- **Your goal**
Find each line with the word "yarn" and copy it.

- **Exercise material**
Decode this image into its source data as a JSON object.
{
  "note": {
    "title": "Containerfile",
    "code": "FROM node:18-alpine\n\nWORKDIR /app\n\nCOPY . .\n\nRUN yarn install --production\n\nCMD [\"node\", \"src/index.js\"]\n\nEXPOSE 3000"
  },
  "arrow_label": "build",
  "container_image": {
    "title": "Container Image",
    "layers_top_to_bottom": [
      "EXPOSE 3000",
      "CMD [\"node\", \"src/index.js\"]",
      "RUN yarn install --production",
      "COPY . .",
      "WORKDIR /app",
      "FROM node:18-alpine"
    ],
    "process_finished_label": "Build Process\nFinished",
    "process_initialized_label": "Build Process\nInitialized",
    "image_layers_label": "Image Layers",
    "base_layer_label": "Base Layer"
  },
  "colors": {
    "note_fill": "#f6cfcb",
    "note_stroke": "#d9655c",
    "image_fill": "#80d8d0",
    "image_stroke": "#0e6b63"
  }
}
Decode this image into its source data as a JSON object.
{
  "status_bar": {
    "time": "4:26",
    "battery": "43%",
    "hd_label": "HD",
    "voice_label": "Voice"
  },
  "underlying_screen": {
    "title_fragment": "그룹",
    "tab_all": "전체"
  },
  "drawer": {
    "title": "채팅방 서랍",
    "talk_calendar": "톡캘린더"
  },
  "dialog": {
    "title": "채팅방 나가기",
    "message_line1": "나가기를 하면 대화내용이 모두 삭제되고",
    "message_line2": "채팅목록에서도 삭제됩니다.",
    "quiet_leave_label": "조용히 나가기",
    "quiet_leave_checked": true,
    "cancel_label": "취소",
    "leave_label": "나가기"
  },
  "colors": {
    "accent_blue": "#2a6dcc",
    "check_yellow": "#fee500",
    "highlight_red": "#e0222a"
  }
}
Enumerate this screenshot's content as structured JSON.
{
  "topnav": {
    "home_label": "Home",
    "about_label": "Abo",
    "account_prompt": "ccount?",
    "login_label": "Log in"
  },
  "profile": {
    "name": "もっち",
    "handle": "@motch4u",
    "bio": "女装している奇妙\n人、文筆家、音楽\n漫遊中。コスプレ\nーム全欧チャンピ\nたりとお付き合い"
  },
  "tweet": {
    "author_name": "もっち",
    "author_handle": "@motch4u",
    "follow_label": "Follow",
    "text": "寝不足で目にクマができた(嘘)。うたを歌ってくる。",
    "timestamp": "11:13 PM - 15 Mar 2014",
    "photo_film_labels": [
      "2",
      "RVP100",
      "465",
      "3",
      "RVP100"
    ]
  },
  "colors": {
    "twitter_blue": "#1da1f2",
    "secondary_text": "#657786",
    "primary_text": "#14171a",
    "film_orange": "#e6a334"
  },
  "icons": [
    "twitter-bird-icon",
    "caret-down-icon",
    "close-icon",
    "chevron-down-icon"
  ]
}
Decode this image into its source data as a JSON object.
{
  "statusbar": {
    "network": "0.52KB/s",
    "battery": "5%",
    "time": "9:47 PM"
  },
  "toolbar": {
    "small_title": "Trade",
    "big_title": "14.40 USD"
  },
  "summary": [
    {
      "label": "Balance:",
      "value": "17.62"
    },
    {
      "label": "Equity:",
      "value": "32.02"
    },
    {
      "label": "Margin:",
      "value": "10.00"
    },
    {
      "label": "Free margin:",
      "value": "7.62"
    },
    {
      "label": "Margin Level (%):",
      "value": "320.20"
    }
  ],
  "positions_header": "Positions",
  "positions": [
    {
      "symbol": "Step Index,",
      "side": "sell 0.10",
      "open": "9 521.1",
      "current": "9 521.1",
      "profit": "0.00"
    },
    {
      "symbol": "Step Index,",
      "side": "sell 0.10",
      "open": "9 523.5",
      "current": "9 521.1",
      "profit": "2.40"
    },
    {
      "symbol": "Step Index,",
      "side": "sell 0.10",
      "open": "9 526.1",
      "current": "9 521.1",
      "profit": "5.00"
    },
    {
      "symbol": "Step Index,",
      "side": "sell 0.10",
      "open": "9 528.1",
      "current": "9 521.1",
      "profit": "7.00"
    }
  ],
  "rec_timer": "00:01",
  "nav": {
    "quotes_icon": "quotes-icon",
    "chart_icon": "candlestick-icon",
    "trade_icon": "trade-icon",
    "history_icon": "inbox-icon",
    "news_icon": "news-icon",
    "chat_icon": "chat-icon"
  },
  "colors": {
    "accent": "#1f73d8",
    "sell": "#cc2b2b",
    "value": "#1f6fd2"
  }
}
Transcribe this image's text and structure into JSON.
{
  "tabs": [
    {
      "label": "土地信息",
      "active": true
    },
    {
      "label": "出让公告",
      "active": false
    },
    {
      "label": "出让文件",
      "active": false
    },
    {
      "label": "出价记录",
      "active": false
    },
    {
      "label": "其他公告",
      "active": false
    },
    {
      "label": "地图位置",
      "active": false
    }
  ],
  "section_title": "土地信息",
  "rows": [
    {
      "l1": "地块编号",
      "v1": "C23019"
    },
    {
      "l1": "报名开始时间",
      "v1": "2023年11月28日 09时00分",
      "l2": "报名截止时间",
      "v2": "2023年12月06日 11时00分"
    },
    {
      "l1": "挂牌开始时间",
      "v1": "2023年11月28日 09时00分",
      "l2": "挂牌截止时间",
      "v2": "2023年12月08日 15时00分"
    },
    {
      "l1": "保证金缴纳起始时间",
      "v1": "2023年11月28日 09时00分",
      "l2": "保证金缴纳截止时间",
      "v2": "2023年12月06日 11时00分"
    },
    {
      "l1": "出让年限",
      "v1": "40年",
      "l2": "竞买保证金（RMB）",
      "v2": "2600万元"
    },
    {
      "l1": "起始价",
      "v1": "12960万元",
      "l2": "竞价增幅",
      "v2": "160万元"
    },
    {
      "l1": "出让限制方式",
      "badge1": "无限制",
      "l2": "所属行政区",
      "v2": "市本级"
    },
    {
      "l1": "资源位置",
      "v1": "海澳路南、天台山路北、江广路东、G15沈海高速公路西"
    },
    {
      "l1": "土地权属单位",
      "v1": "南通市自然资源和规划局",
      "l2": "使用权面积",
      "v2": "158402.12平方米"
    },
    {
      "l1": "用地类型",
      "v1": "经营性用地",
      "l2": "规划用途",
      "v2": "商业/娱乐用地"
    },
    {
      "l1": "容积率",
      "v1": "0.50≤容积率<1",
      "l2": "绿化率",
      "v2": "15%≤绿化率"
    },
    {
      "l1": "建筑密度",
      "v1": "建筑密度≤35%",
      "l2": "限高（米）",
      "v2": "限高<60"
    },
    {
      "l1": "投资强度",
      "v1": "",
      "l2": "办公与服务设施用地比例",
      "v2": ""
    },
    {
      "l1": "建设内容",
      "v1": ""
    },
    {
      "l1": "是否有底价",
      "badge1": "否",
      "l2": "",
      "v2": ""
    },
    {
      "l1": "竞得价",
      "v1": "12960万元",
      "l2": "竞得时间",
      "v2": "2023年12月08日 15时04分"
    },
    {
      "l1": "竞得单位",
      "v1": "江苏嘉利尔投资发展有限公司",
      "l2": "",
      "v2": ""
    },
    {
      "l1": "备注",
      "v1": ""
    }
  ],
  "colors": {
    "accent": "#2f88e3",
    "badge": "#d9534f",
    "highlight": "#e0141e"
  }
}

- **Solution**
    "code": "FROM node:18-alpine\n\nWORKDIR /app\n\nCOPY . .\n\nRUN yarn install --production\n\nCMD [\"node\", \"src/index.js\"]\n\nEXPOSE 3000"
      "RUN yarn install --production",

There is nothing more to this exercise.